[Problem] Pick every line from the data that holds the word "official".

──────── Data in this exercise

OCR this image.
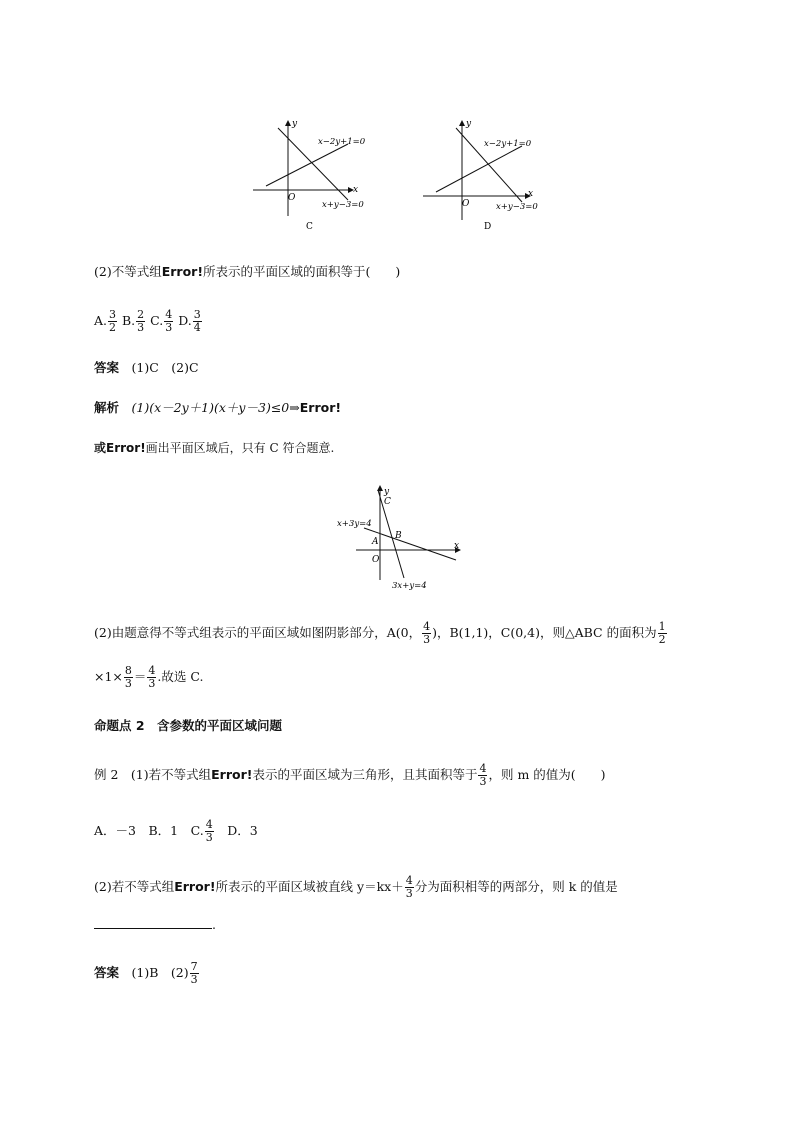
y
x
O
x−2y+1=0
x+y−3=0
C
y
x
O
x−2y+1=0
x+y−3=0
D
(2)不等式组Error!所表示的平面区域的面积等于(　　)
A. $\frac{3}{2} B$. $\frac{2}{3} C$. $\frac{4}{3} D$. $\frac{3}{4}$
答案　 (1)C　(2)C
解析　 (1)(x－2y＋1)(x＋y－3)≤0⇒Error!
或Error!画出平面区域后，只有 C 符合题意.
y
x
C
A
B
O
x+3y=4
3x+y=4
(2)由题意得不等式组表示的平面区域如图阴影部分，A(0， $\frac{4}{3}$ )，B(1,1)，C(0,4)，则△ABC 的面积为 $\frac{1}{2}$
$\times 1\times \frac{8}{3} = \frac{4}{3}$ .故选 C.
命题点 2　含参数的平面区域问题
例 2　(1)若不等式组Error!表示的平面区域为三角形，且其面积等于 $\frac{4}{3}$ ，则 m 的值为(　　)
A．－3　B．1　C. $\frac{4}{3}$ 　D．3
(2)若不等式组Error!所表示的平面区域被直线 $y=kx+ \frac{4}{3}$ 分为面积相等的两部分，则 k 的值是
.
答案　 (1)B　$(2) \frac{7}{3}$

────────────────
──────── Data in this exercise

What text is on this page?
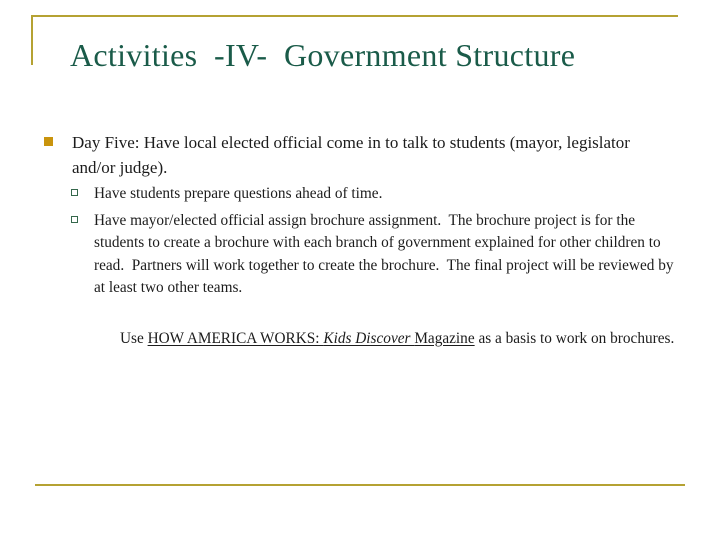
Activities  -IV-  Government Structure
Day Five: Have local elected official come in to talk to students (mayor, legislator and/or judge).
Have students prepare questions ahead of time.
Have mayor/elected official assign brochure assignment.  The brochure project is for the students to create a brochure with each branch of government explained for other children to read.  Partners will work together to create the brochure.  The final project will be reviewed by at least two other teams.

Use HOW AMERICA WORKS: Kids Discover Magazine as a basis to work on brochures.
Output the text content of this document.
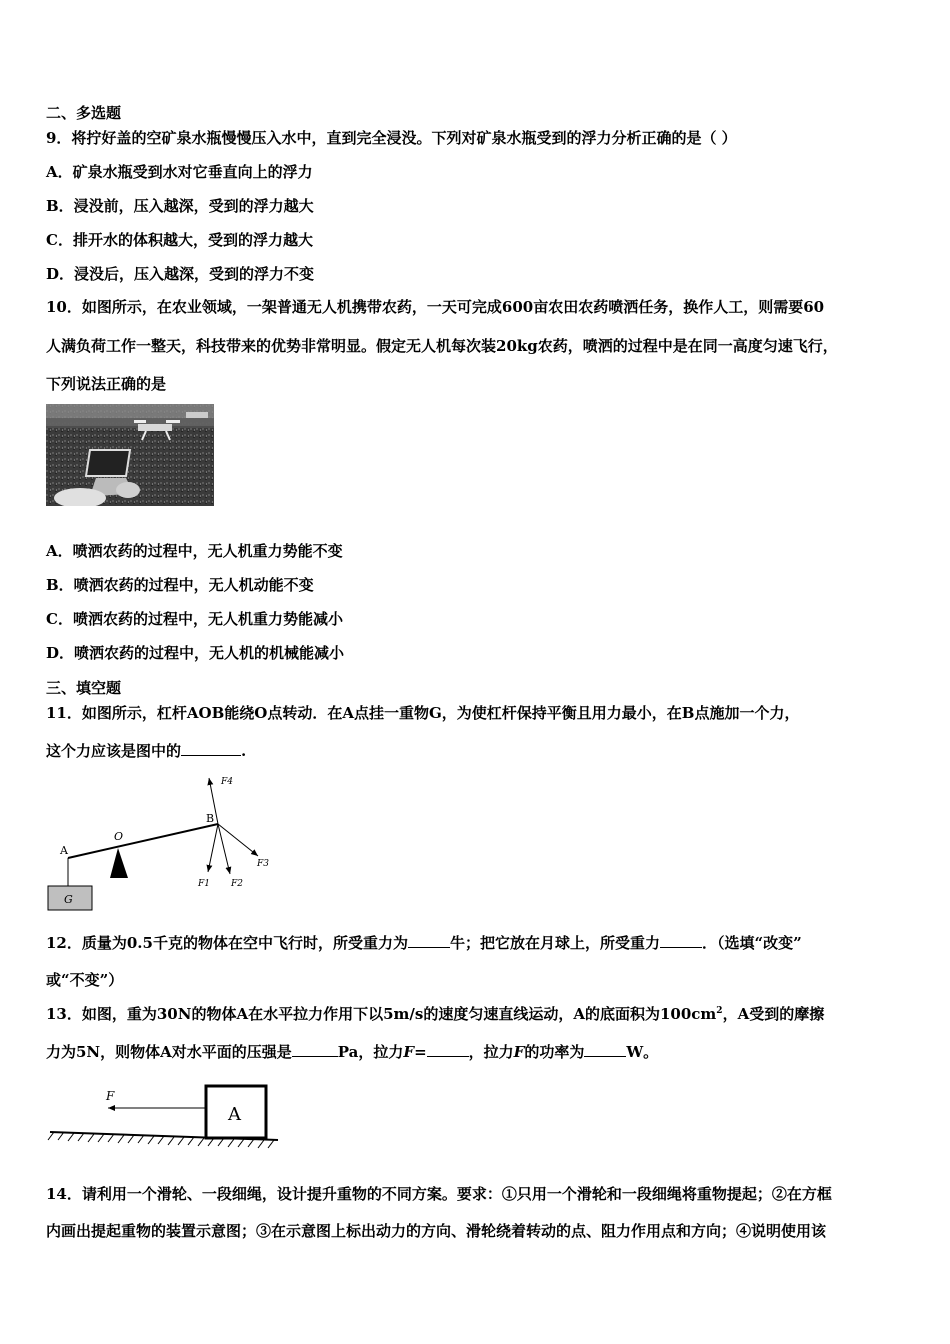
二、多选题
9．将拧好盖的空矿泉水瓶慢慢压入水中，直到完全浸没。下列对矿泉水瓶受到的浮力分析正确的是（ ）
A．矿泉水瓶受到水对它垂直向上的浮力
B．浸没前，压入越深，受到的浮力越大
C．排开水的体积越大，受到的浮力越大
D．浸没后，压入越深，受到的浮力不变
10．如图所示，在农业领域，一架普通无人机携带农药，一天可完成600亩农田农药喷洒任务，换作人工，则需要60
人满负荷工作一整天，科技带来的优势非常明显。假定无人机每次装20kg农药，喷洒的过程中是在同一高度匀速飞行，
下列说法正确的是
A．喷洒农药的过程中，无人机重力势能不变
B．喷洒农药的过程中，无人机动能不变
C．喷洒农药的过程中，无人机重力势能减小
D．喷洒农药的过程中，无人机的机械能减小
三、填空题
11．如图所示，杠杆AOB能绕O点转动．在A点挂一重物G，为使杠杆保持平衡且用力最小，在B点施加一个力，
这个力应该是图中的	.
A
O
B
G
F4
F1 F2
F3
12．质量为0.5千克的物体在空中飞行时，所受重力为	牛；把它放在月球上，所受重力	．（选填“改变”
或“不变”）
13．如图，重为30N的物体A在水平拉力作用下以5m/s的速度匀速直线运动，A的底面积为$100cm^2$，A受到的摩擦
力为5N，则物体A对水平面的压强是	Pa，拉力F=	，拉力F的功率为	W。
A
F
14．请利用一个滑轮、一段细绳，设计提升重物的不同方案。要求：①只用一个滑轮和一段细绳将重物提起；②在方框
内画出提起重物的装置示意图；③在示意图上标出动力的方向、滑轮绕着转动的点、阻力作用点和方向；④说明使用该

────────────────
──────── Data in this exercise

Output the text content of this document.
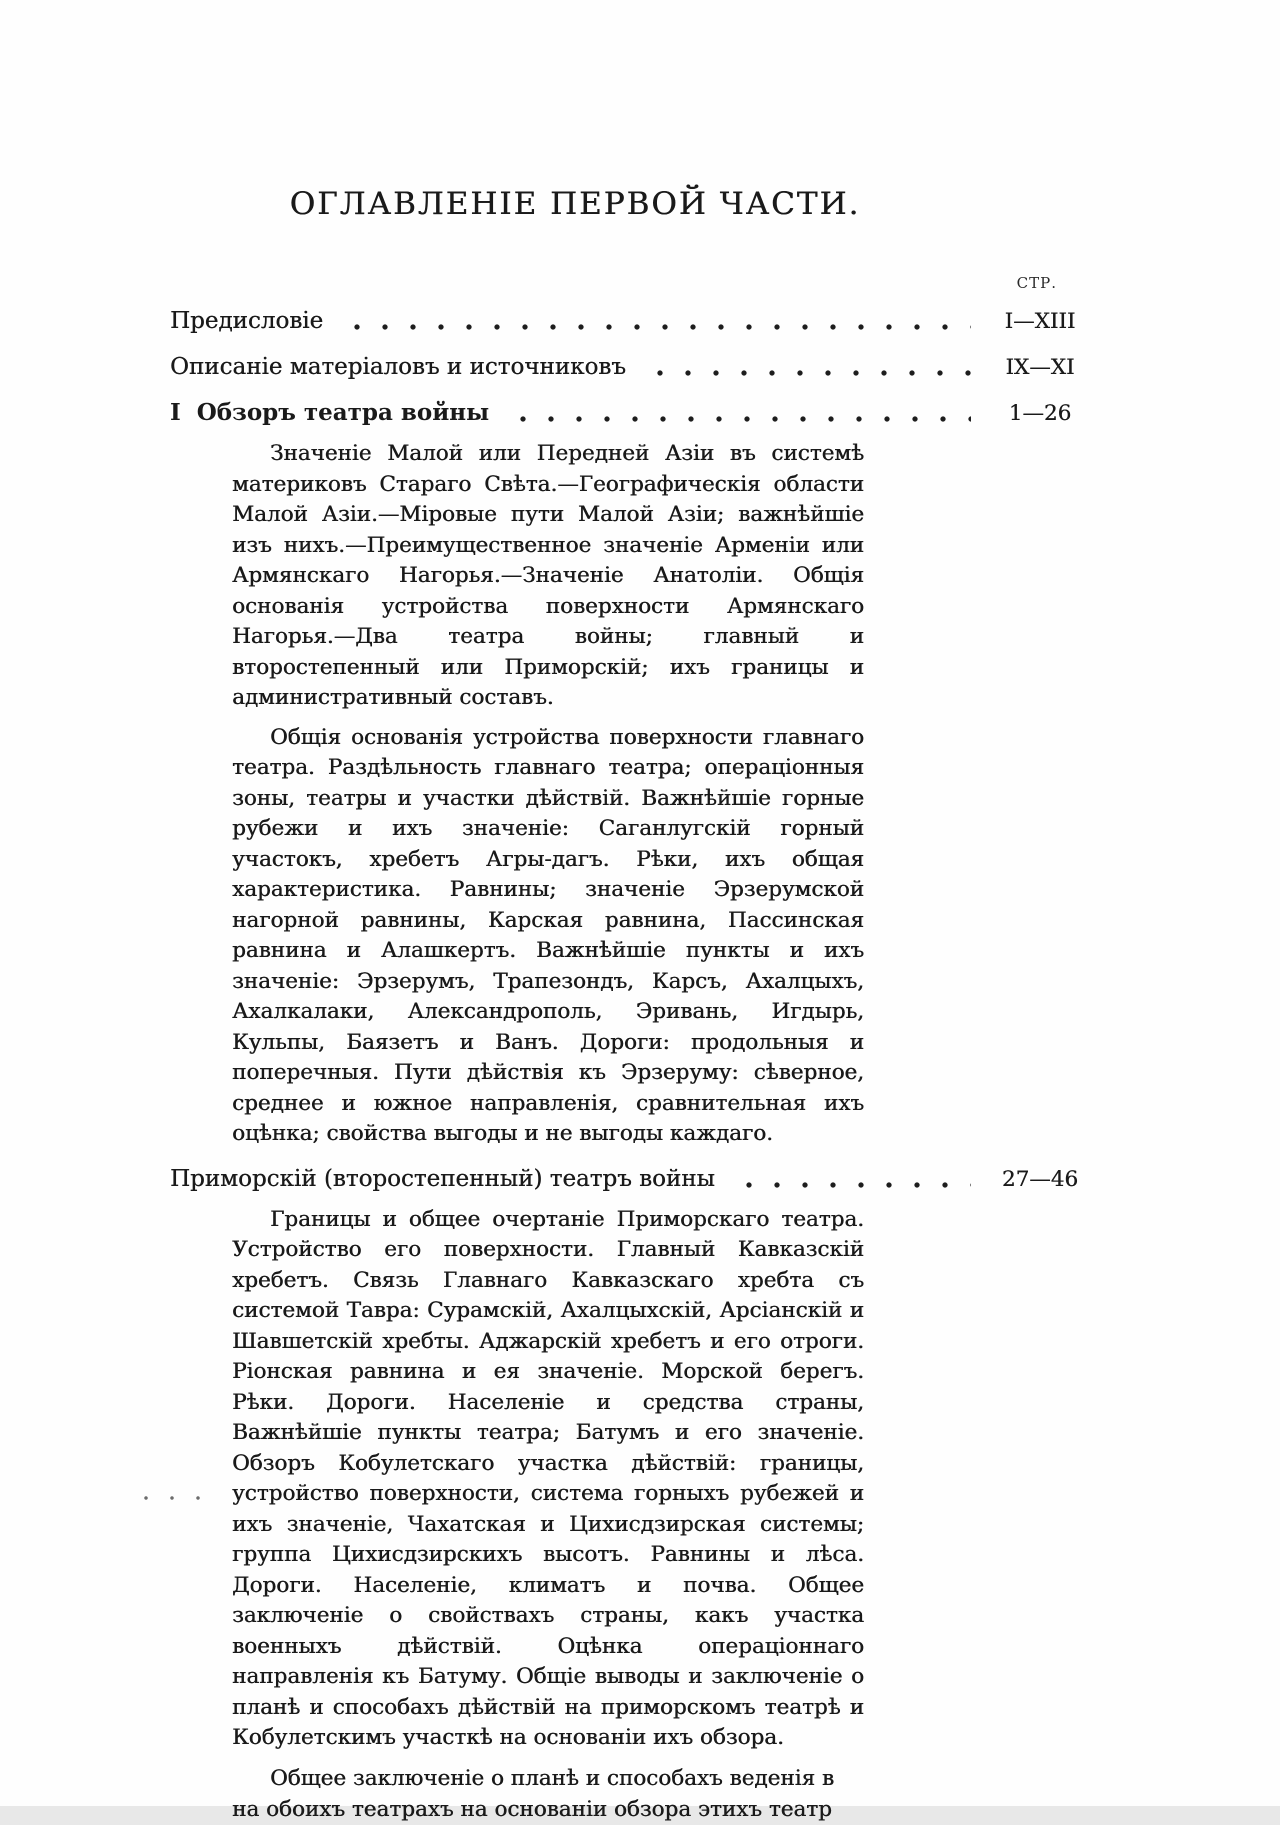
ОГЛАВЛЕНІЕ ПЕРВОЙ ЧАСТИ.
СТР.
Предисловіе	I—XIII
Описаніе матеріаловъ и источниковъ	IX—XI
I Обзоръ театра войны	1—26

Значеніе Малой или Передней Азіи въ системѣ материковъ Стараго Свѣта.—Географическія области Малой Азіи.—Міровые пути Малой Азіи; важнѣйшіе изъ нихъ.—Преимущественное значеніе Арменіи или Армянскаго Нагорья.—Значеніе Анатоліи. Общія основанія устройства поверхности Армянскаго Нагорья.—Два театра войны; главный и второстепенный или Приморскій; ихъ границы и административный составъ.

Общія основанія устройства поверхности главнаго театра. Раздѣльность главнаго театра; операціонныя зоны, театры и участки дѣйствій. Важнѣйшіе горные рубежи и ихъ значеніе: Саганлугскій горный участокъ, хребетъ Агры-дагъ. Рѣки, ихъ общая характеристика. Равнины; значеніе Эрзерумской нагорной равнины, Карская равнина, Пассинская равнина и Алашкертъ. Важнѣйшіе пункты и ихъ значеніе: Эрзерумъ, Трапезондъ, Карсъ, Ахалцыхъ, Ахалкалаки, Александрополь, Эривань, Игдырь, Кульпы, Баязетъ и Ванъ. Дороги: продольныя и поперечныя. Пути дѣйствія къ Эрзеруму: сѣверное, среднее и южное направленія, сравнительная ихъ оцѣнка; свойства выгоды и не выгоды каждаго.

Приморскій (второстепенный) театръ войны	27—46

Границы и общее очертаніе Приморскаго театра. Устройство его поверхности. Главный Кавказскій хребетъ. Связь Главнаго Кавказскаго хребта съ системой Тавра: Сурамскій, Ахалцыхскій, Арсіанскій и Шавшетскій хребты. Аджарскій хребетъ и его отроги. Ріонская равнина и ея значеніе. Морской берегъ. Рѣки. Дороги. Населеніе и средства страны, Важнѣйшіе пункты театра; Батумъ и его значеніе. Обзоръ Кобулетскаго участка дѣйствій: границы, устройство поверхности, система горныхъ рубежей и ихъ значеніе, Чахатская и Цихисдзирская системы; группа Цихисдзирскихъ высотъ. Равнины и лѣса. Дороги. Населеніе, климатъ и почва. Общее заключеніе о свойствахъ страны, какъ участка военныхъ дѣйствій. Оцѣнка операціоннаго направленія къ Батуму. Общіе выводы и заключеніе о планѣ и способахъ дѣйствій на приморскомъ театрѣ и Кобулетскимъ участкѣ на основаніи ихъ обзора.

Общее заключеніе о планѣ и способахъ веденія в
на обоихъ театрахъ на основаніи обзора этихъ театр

────────────────

[Response for this exercise]
Day Five: Have local elected official come in to talk to students (mayor, legislator and/or judge).
Have mayor/elected official assign brochure assignment.  The brochure project is for the students to create a brochure with each branch of government explained for other children to read.  Partners will work together to create the brochure.  The final project will be reviewed by at least two other teams.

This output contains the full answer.